*The task*. Return the entries below verbatim. Pictures stay out.

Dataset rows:

────

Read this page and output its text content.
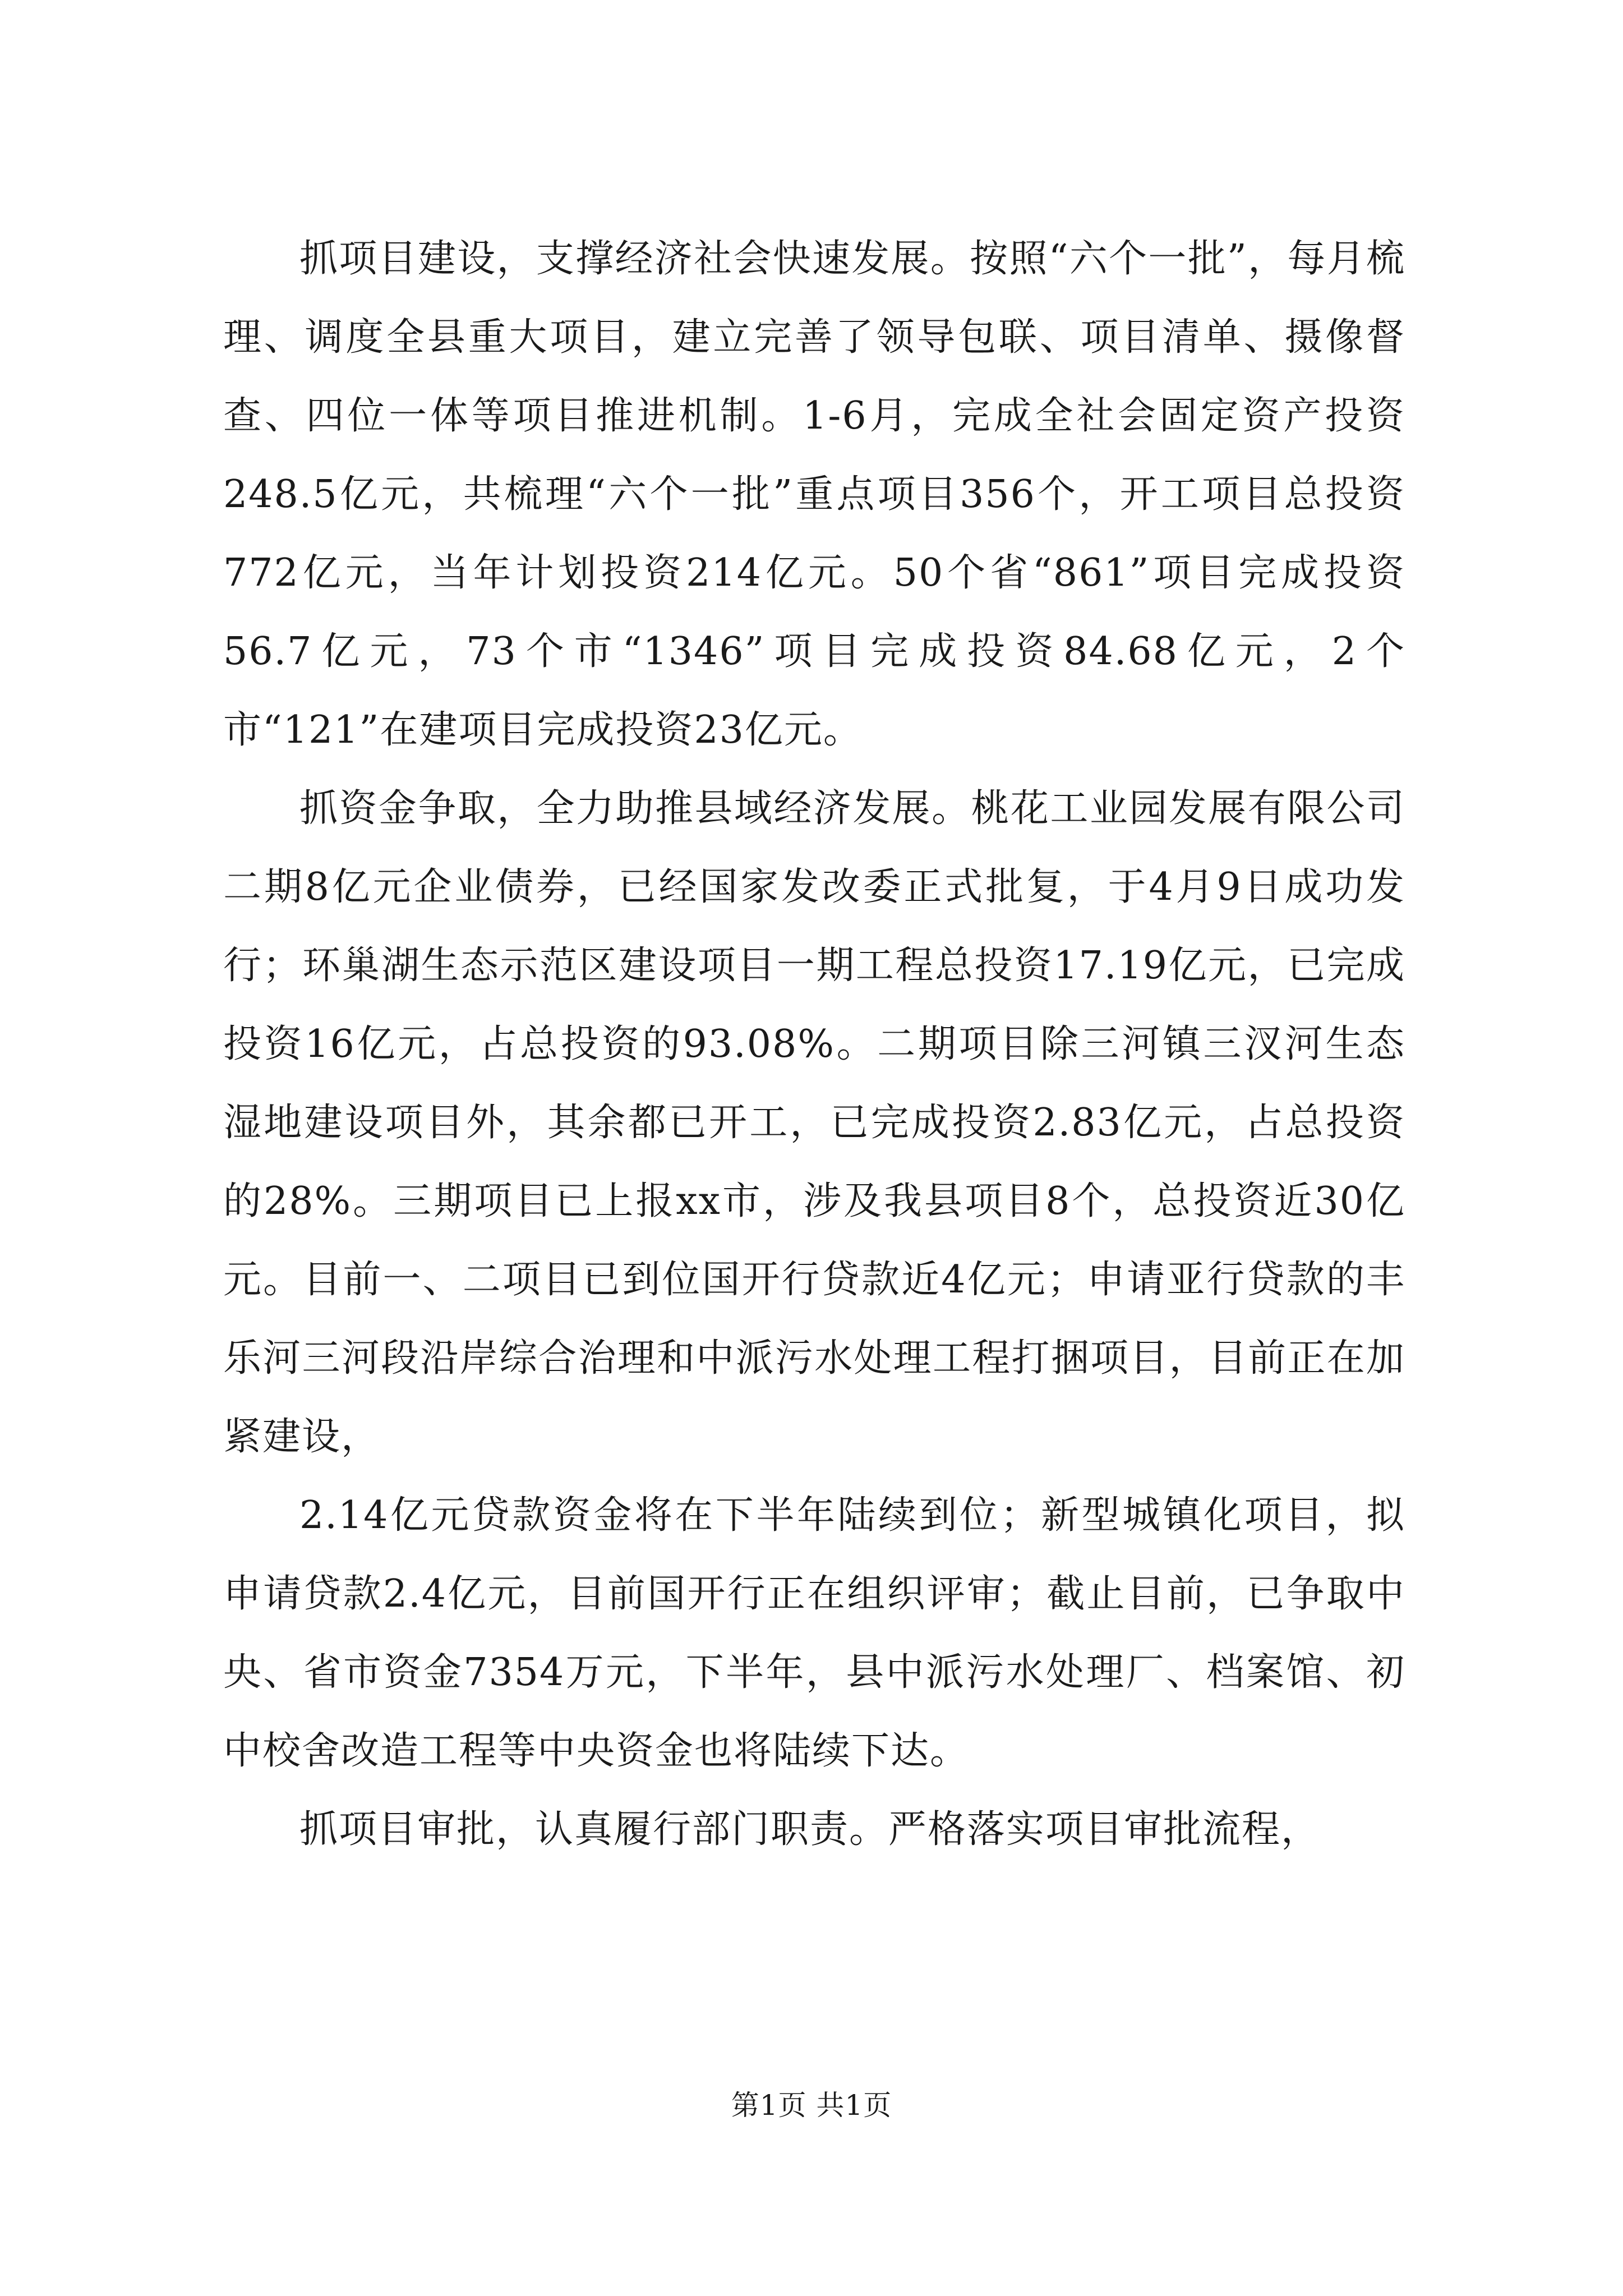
抓项目建设，支撑经济社会快速发展。按照“六个一批”，每月梳理、调度全县重大项目，建立完善了领导包联、项目清单、摄像督查、四位一体等项目推进机制。1-6月，完成全社会固定资产投资248.5亿元，共梳理“六个一批”重点项目356个，开工项目总投资772亿元，当年计划投资214亿元。50个省“861”项目完成投资56.7亿元，73个市“1346”项目完成投资84.68亿元，2个市“121”在建项目完成投资23亿元。

抓资金争取，全力助推县域经济发展。桃花工业园发展有限公司二期8亿元企业债券，已经国家发改委正式批复，于4月9日成功发行；环巢湖生态示范区建设项目一期工程总投资17.19亿元，已完成投资16亿元，占总投资的93.08%。二期项目除三河镇三汊河生态湿地建设项目外，其余都已开工，已完成投资2.83亿元，占总投资的28%。三期项目已上报xx市，涉及我县项目8个，总投资近30亿元。目前一、二项目已到位国开行贷款近4亿元；申请亚行贷款的丰乐河三河段沿岸综合治理和中派污水处理工程打捆项目，目前正在加紧建设，

2.14亿元贷款资金将在下半年陆续到位；新型城镇化项目，拟申请贷款2.4亿元，目前国开行正在组织评审；截止目前，已争取中央、省市资金7354万元，下半年，县中派污水处理厂、档案馆、初中校舍改造工程等中央资金也将陆续下达。

抓项目审批，认真履行部门职责。严格落实项目审批流程，

第1页 共1页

────

*Response to this task*.
Read this page and output its text content.
抓项目建设，支撑经济社会快速发展。按照“六个一批”，每月梳理、调度全县重大项目，建立完善了领导包联、项目清单、摄像督查、四位一体等项目推进机制。1-6月，完成全社会固定资产投资248.5亿元，共梳理“六个一批”重点项目356个，开工项目总投资772亿元，当年计划投资214亿元。50个省“861”项目完成投资56.7亿元，73个市“1346”项目完成投资84.68亿元，2个市“121”在建项目完成投资23亿元。

抓资金争取，全力助推县域经济发展。桃花工业园发展有限公司二期8亿元企业债券，已经国家发改委正式批复，于4月9日成功发行；环巢湖生态示范区建设项目一期工程总投资17.19亿元，已完成投资16亿元，占总投资的93.08%。二期项目除三河镇三汊河生态湿地建设项目外，其余都已开工，已完成投资2.83亿元，占总投资的28%。三期项目已上报xx市，涉及我县项目8个，总投资近30亿元。目前一、二项目已到位国开行贷款近4亿元；申请亚行贷款的丰乐河三河段沿岸综合治理和中派污水处理工程打捆项目，目前正在加紧建设，

2.14亿元贷款资金将在下半年陆续到位；新型城镇化项目，拟申请贷款2.4亿元，目前国开行正在组织评审；截止目前，已争取中央、省市资金7354万元，下半年，县中派污水处理厂、档案馆、初中校舍改造工程等中央资金也将陆续下达。

抓项目审批，认真履行部门职责。严格落实项目审批流程，

第1页 共1页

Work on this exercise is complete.